> **AIM**:
Rewrite every line of the records below as a JSON list of strings, one string per line, skipping blank lines. Leave the pictures out of the list.

> **RECORD SET**:
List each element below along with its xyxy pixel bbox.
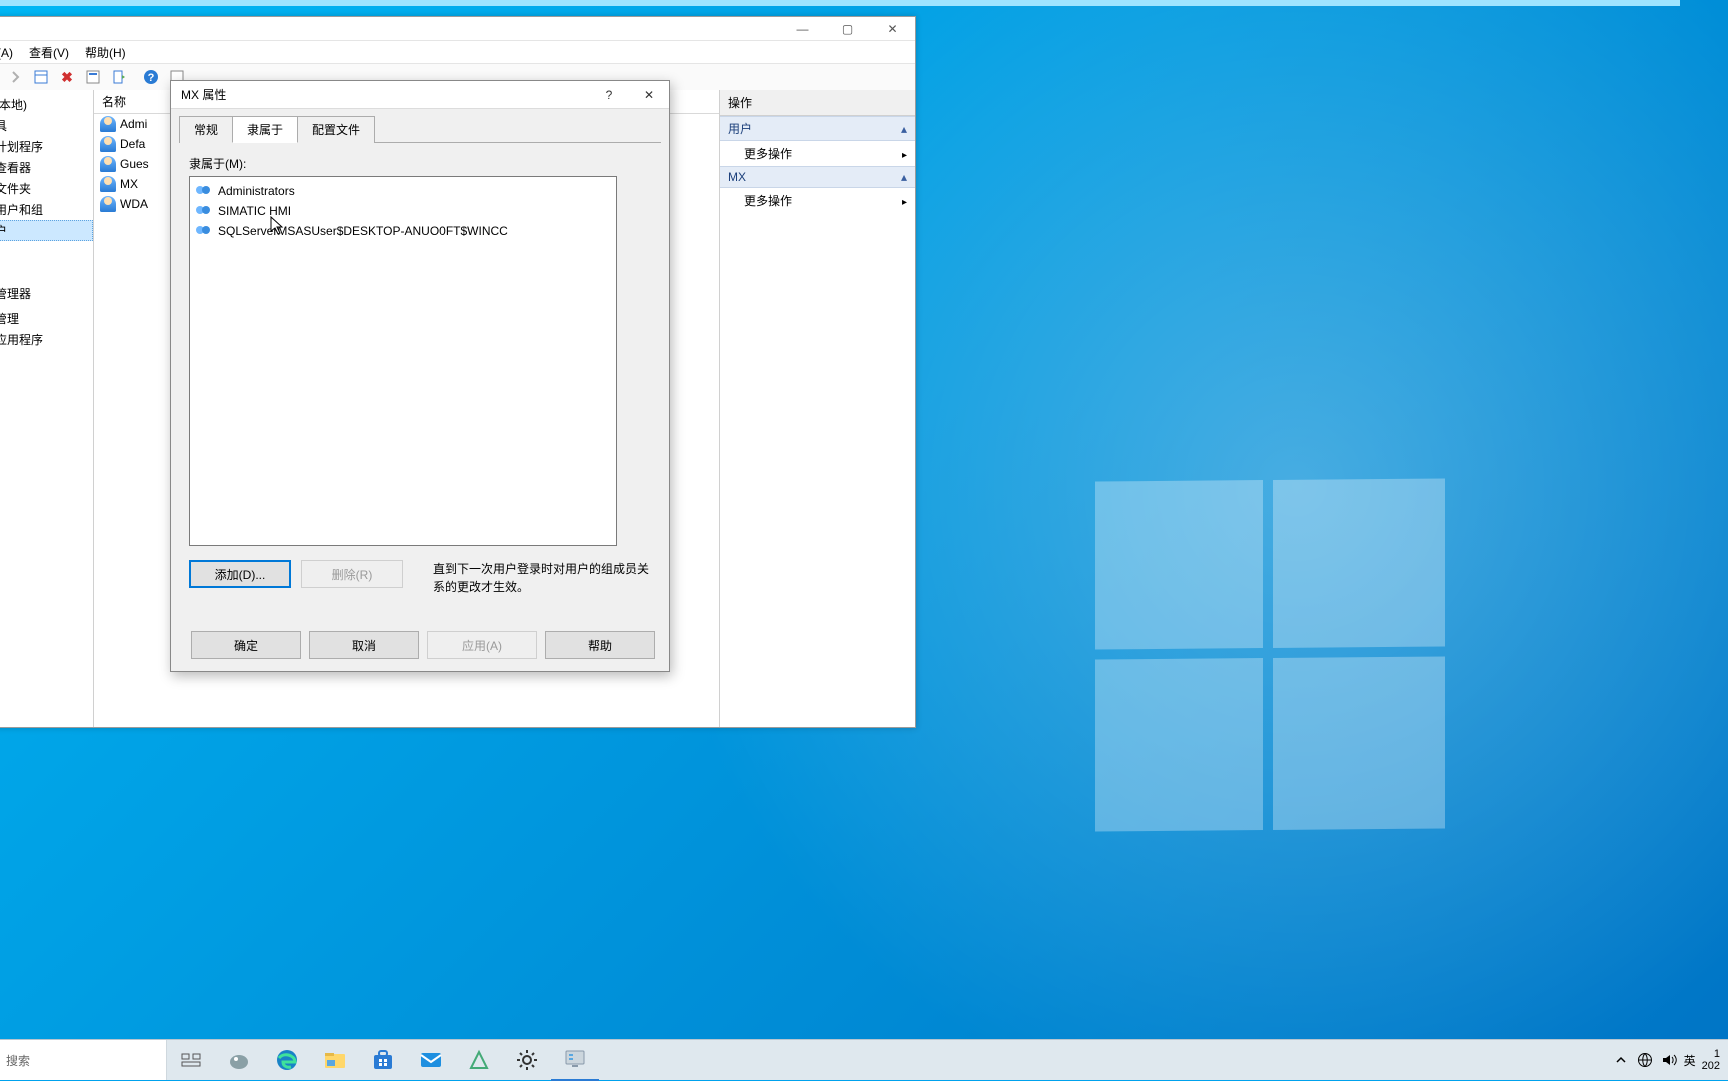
group-icon [196,223,212,239]
tab-profile[interactable]: 配置文件 [297,116,375,143]
menu-action[interactable]: 作(A) [0,42,19,63]
tree-item[interactable]: 备管理器 [0,283,93,304]
remove-button: 删除(R) [301,560,403,588]
tree-item[interactable]: 和应用程序 [0,329,93,350]
tree-item[interactable]: 地用户和组 [0,199,93,220]
actions-header: 操作 [720,90,915,116]
collapse-icon[interactable] [901,122,907,136]
help-button[interactable]: 帮助 [545,631,655,659]
ok-button[interactable]: 确定 [191,631,301,659]
details-pane-icon[interactable] [29,65,53,89]
taskbar-search[interactable]: 搜索 [0,1040,167,1080]
collapse-icon[interactable] [901,170,907,184]
group-item[interactable]: SIMATIC HMI [194,201,612,221]
tree-item[interactable]: 理(本地) [0,94,93,115]
actions-group-mx[interactable]: MX [720,166,915,188]
system-tray[interactable]: 英 1 202 [1612,1040,1728,1080]
tree-item[interactable]: 工具 [0,115,93,136]
group-item[interactable]: SQLServerMSASUser$DESKTOP-ANUO0FT$WINCC [194,221,612,241]
minimize-button[interactable]: — [780,17,825,40]
taskbar-app-generic[interactable] [455,1040,503,1080]
chevron-right-icon [902,147,907,161]
tree-item[interactable]: 盘管理 [0,308,93,329]
tree-item-groups[interactable]: 组 [0,241,93,262]
memberof-hint: 直到下一次用户登录时对用户的组成员关系的更改才生效。 [433,560,651,596]
forward-button[interactable] [3,65,27,89]
actions-more-mx[interactable]: 更多操作 [720,188,915,213]
dialog-help-button[interactable]: ? [589,81,629,108]
memberof-label: 隶属于(M): [189,155,651,172]
tree-item[interactable]: 务计划程序 [0,136,93,157]
user-icon [100,176,116,192]
close-button[interactable]: ✕ [870,17,915,40]
taskbar-app-settings[interactable] [503,1040,551,1080]
windows-logo [1095,478,1445,831]
svg-text:?: ? [148,72,155,84]
taskbar[interactable]: 搜索 [0,1039,1728,1080]
user-icon [100,136,116,152]
dialog-close-button[interactable]: ✕ [629,81,669,108]
taskbar-app-mmc[interactable] [551,1039,599,1081]
tray-overflow-icon[interactable] [1612,1051,1630,1069]
taskbar-app-store[interactable] [359,1040,407,1080]
dialog-tabs: 常规 隶属于 配置文件 [171,109,669,142]
tray-clock[interactable]: 1 202 [1702,1048,1720,1072]
taskbar-search-text: 搜索 [6,1052,30,1069]
group-icon [196,203,212,219]
tree-item[interactable]: 能 [0,262,93,283]
ime-indicator[interactable]: 英 [1684,1052,1696,1069]
tab-general[interactable]: 常规 [179,116,233,143]
network-icon[interactable] [1636,1051,1654,1069]
export-icon[interactable] [107,65,131,89]
window-titlebar[interactable]: 理 — ▢ ✕ [0,17,915,41]
group-item[interactable]: Administrators [194,181,612,201]
taskbar-app-explorer[interactable] [311,1040,359,1080]
volume-icon[interactable] [1660,1051,1678,1069]
user-icon [100,116,116,132]
dialog-titlebar[interactable]: MX 属性 ? ✕ [171,81,669,109]
back-button[interactable] [0,65,1,89]
tree-item-users[interactable]: 用户 [0,220,93,241]
dialog-title: MX 属性 [181,86,226,103]
memberof-listbox[interactable]: Administrators SIMATIC HMI SQLServerMSAS… [189,176,617,546]
taskbar-app-edge[interactable] [263,1040,311,1080]
taskbar-app-mail[interactable] [407,1040,455,1080]
delete-button[interactable]: ✖ [55,65,79,89]
tree-item[interactable]: 件查看器 [0,157,93,178]
menu-view[interactable]: 查看(V) [23,42,75,63]
help-icon[interactable]: ? [139,65,163,89]
properties-icon[interactable] [81,65,105,89]
tree-item[interactable]: 享文件夹 [0,178,93,199]
navigation-tree[interactable]: 理(本地) 工具 务计划程序 件查看器 享文件夹 地用户和组 用户 组 能 备管… [0,90,94,727]
maximize-button[interactable]: ▢ [825,17,870,40]
taskbar-app-manatee[interactable] [215,1040,263,1080]
menubar: 作(A) 查看(V) 帮助(H) [0,41,915,64]
tab-memberof[interactable]: 隶属于 [232,116,298,143]
user-icon [100,156,116,172]
cancel-button[interactable]: 取消 [309,631,419,659]
user-icon [100,196,116,212]
top-edge-hint [0,0,1680,6]
taskview-button[interactable] [167,1040,215,1080]
apply-button: 应用(A) [427,631,537,659]
actions-more-users[interactable]: 更多操作 [720,141,915,166]
user-properties-dialog: MX 属性 ? ✕ 常规 隶属于 配置文件 隶属于(M): Administra… [170,80,670,672]
actions-group-users[interactable]: 用户 [720,116,915,141]
chevron-right-icon [902,194,907,208]
group-icon [196,183,212,199]
add-button[interactable]: 添加(D)... [189,560,291,588]
menu-help[interactable]: 帮助(H) [79,42,132,63]
actions-pane: 操作 用户 更多操作 MX 更多操作 [720,90,915,727]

> **ANSWER TO THE TASK**:
[
  "List each element below along with its xyxy pixel bbox.",
  "group-icon [196,223,212,239]",
  "tab-profile[interactable]: 配置文件 [297,116,375,143]",
  "menu-action[interactable]: 作(A) [0,42,19,63]",
  "tree-item[interactable]: 备管理器 [0,283,93,304]",
  "remove-button: 删除(R) [301,560,403,588]",
  "tree-item[interactable]: 和应用程序 [0,329,93,350]",
  "tree-item[interactable]: 地用户和组 [0,199,93,220]",
  "actions-header: 操作 [720,90,915,116]",
  "collapse-icon[interactable] [901,122,907,136]",
  "help-button[interactable]: 帮助 [545,631,655,659]",
  "ok-button[interactable]: 确定 [191,631,301,659]",
  "details-pane-icon[interactable] [29,65,53,89]",
  "taskbar-search[interactable]: 搜索 [0,1040,167,1080]",
  "collapse-icon[interactable] [901,170,907,184]",
  "group-item[interactable]: SIMATIC HMI [194,201,612,221]",
  "tree-item[interactable]: 理(本地) [0,94,93,115]",
  "actions-group-mx[interactable]: MX [720,166,915,188]",
  "system-tray[interactable]: 英 1 202 [1612,1040,1728,1080]",
  "tree-item[interactable]: 工具 [0,115,93,136]",
  "group-item[interactable]: SQLServerMSASUser$DESKTOP-ANUO0FT$WINCC [194,221,612,241]",
  "minimize-button[interactable]: — [780,17,825,40]",
  "taskbar-app-generic[interactable] [455,1040,503,1080]",
  "chevron-right-icon [902,147,907,161]",
  "tree-item[interactable]: 盘管理 [0,308,93,329]",
  "tree-item-groups[interactable]: 组 [0,241,93,262]",
  "memberof-hint: 直到下一次用户登录时对用户的组成员关系的更改才生效。 [433,560,651,596]",
  "forward-button[interactable] [3,65,27,89]",
  "actions-more-mx[interactable]: 更多操作 [720,188,915,213]",
  "dialog-help-button[interactable]: ? [589,81,629,108]",
  "memberof-label: 隶属于(M): [189,155,651,172]",
  "tree-item[interactable]: 务计划程序 [0,136,93,157]",
  "user-icon [100,176,116,192]",
  "close-button[interactable]: ✕ [870,17,915,40]",
  "taskbar-app-settings[interactable] [503,1040,551,1080]",
  "windows-logo [1095,478,1445,831]",
  "svg-text:?: ? [148,72,155,84]",
  "taskbar[interactable]: 搜索 [0,1039,1728,1080]",
  "user-icon [100,136,116,152]",
  "dialog-close-button[interactable]: ✕ [629,81,669,108]",
  "taskbar-app-mmc[interactable] [551,1039,599,1081]",
  "tray-overflow-icon[interactable] [1612,1051,1630,1069]",
  "taskbar-app-store[interactable] [359,1040,407,1080]",
  "dialog-tabs: 常规 隶属于 配置文件 [171,109,669,142]",
  "tray-clock[interactable]: 1 202 [1702,1048,1720,1072]",
  "taskbar-search-text: 搜索 [6,1052,30,1069]",
  "group-icon [196,203,212,219]",
  "tree-item[interactable]: 能 [0,262,93,283]",
  "ime-indicator[interactable]: 英 [1684,1052,1696,1069]",
  "tab-general[interactable]: 常规 [179,116,233,143]",
  "network-icon[interactable] [1636,1051,1654,1069]",
  "export-icon[interactable] [107,65,131,89]",
  "window-titlebar[interactable]: 理 — ▢ ✕ [0,17,915,41]",
  "group-item[interactable]: Administrators [194,181,612,201]",
  "taskbar-app-explorer[interactable] [311,1040,359,1080]",
  "volume-icon[interactable] [1660,1051,1678,1069]",
  "user-icon [100,116,116,132]",
  "dialog-titlebar[interactable]: MX 属性 ? ✕ [171,81,669,109]",
  "back-button[interactable] [0,65,1,89]",
  "tree-item-users[interactable]: 用户 [0,220,93,241]",
  "dialog-title: MX 属性 [181,86,226,103]",
  "memberof-listbox[interactable]: Administrators SIMATIC HMI SQLServerMSAS… [189,176,617,546]",
  "taskbar-app-edge[interactable] [263,1040,311,1080]",
  "taskbar-app-mail[interactable] [407,1040,455,1080]",
  "delete-button[interactable]: ✖ [55,65,79,89]",
  "tree-item[interactable]: 件查看器 [0,157,93,178]",
  "menu-view[interactable]: 查看(V) [23,42,75,63]",
  "help-icon[interactable]: ? [139,65,163,89]",
  "properties-icon[interactable] [81,65,105,89]",
  "tree-item[interactable]: 享文件夹 [0,178,93,199]",
  "navigation-tree[interactable]: 理(本地) 工具 务计划程序 件查看器 享文件夹 地用户和组 用户 组 能 备管… [0,90,94,727]",
  "maximize-button[interactable]: ▢ [825,17,870,40]",
  "taskbar-app-manatee[interactable] [215,1040,263,1080]",
  "menubar: 作(A) 查看(V) 帮助(H) [0,41,915,64]",
  "tab-memberof[interactable]: 隶属于 [232,116,298,143]",
  "user-icon [100,156,116,172]",
  "cancel-button[interactable]: 取消 [309,631,419,659]",
  "user-icon [100,196,116,212]",
  "top-edge-hint [0,0,1680,6]",
  "taskview-button[interactable] [167,1040,215,1080]",
  "apply-button: 应用(A) [427,631,537,659]",
  "actions-more-users[interactable]: 更多操作 [720,141,915,166]",
  "user-properties-dialog: MX 属性 ? ✕ 常规 隶属于 配置文件 隶属于(M): Administra… [170,80,670,672]",
  "actions-group-users[interactable]: 用户 [720,116,915,141]",
  "chevron-right-icon [902,194,907,208]",
  "group-icon [196,183,212,199]",
  "add-button[interactable]: 添加(D)... [189,560,291,588]",
  "menu-help[interactable]: 帮助(H) [79,42,132,63]",
  "actions-pane: 操作 用户 更多操作 MX 更多操作 [720,90,915,727]"
]